Data rows:

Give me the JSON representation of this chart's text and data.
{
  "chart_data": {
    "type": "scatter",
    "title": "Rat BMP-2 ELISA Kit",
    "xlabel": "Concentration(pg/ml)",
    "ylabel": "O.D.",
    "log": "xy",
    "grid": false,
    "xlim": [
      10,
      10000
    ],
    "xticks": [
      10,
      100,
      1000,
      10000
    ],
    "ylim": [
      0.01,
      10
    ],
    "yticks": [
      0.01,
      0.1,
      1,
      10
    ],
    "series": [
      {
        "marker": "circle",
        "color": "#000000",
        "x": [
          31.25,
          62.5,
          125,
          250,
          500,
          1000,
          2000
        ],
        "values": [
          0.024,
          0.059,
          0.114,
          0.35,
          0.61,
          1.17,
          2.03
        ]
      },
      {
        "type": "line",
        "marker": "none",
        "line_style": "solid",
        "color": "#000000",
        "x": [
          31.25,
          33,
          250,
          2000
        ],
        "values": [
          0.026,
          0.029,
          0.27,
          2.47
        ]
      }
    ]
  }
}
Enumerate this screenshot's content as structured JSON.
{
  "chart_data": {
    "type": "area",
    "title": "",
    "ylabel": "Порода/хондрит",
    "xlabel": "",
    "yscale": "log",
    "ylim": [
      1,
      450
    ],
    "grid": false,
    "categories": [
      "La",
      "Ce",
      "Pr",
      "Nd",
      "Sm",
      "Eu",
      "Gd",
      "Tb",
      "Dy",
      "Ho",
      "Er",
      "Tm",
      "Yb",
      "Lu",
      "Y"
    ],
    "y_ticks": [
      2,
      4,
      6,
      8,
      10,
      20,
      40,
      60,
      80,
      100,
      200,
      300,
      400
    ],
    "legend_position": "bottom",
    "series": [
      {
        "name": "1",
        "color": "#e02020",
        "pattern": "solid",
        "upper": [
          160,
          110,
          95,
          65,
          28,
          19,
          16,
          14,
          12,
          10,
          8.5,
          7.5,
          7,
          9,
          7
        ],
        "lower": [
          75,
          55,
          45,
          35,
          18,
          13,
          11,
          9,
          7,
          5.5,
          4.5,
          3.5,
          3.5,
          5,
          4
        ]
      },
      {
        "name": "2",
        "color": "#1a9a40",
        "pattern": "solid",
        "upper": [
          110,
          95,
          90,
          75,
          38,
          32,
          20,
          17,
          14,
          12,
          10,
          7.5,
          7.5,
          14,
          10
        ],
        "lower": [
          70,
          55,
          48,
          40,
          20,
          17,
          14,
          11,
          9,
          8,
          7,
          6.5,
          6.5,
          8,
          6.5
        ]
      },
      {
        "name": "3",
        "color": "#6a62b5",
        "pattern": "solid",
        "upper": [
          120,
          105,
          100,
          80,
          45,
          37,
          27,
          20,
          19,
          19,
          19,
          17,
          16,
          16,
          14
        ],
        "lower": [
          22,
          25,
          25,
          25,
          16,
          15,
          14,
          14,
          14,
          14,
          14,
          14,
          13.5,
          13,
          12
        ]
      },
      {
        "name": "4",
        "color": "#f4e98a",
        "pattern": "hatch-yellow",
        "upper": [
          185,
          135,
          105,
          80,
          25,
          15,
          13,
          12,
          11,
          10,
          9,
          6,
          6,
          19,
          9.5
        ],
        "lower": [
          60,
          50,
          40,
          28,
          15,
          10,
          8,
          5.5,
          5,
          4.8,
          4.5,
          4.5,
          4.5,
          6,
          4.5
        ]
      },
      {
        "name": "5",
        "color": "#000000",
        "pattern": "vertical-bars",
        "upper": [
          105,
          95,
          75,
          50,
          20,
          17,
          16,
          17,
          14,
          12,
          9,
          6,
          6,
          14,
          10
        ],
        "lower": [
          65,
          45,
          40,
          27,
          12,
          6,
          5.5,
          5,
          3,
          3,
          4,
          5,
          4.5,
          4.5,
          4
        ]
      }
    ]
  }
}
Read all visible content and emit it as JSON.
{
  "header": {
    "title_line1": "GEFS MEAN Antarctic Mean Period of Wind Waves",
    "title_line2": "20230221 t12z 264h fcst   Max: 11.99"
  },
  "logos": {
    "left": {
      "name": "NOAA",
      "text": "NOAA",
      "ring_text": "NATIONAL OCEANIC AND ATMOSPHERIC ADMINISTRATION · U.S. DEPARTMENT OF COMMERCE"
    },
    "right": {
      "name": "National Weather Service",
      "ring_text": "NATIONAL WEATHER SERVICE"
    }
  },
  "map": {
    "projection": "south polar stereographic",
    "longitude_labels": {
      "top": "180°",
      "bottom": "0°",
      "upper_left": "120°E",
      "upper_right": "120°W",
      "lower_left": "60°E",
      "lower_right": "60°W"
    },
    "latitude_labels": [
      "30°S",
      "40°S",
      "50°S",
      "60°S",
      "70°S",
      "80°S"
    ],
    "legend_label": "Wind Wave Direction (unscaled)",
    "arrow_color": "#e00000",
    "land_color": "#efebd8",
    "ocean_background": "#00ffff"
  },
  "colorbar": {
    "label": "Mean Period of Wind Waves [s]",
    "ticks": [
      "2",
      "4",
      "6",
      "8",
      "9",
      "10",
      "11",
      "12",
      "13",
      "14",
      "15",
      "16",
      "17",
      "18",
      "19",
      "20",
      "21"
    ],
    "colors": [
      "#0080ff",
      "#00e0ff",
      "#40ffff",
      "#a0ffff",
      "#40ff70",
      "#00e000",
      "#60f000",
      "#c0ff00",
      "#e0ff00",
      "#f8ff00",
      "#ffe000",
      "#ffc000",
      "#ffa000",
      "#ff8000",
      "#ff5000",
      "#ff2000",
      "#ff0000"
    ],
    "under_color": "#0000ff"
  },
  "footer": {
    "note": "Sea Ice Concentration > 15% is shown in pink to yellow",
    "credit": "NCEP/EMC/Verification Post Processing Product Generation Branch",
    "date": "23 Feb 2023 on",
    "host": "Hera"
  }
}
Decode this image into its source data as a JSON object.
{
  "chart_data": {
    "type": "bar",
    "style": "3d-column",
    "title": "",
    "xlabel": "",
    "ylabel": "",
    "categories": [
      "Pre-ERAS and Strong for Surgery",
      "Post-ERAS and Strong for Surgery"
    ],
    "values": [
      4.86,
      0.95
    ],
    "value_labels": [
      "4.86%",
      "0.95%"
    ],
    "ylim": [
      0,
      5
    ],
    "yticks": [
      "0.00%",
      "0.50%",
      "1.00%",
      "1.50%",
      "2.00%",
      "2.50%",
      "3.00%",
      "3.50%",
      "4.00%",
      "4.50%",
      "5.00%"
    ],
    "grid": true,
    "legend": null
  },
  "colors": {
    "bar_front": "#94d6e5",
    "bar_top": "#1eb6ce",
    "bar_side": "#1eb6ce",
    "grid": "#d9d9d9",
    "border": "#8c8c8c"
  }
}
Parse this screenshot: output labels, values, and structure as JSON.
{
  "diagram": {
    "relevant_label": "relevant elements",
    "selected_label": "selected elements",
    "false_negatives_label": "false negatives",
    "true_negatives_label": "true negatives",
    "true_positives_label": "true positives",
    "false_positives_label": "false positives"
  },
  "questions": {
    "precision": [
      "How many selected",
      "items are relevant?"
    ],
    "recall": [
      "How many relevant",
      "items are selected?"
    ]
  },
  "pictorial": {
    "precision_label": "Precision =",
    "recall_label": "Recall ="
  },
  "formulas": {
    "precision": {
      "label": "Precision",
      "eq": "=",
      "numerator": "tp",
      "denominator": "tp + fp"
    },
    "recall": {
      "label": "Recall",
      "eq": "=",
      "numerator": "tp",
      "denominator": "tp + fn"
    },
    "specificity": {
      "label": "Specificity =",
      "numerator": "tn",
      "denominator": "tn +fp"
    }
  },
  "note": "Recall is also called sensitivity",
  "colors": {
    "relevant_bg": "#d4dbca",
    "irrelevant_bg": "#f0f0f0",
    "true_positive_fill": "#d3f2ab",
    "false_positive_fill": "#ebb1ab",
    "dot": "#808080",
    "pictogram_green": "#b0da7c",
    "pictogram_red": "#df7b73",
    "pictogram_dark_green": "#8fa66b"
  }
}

Given problem:
Pick out the lines containing the word "name" and show them.

Written solution:
        "name": "1",
        "name": "2",
        "name": "3",
        "name": "4",
        "name": "5",
      "name": "NOAA",
      "name": "National Weather Service",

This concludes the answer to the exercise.